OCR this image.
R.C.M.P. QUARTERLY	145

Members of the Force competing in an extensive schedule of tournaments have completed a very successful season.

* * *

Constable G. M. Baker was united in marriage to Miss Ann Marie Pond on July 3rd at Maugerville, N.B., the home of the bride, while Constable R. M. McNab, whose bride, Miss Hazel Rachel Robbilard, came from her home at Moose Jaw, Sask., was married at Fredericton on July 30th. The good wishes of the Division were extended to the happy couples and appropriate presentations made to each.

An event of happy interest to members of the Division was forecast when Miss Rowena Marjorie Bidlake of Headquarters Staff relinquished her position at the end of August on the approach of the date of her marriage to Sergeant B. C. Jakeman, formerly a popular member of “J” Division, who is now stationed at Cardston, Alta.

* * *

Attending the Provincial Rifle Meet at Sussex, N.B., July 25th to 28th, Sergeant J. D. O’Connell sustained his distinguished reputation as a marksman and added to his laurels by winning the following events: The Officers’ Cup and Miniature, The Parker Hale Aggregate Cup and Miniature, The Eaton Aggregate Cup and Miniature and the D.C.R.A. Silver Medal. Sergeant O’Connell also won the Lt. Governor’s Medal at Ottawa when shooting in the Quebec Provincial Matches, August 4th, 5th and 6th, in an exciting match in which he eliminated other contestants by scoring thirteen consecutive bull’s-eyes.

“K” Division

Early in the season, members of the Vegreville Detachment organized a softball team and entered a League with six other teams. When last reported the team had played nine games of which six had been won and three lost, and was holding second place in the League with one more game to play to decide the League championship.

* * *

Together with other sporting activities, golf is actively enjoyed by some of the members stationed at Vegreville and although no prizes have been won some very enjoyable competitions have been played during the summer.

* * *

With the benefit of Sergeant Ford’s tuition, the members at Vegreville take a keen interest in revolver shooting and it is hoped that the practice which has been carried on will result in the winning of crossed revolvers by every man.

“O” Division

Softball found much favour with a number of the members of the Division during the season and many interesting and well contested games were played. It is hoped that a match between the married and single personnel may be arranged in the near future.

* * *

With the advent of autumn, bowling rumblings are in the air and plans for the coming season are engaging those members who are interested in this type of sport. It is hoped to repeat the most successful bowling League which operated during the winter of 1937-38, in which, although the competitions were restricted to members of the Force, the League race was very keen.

▬▬▬▬▬▬▬▬▬▬

**TASK TO CARRY OUT:**
List every line above containing the word "that".

**SOLUTION TO THIS PROBLEM:**
With the benefit of Sergeant Ford’s tuition, the members at Vegreville take a keen interest in revolver shooting and it is hoped that the practice which has been carried on will result in the winning of crossed revolvers by every man.
Softball found much favour with a number of the members of the Division during the season and many interesting and well contested games were played. It is hoped that a match between the married and single personnel may be arranged in the near future.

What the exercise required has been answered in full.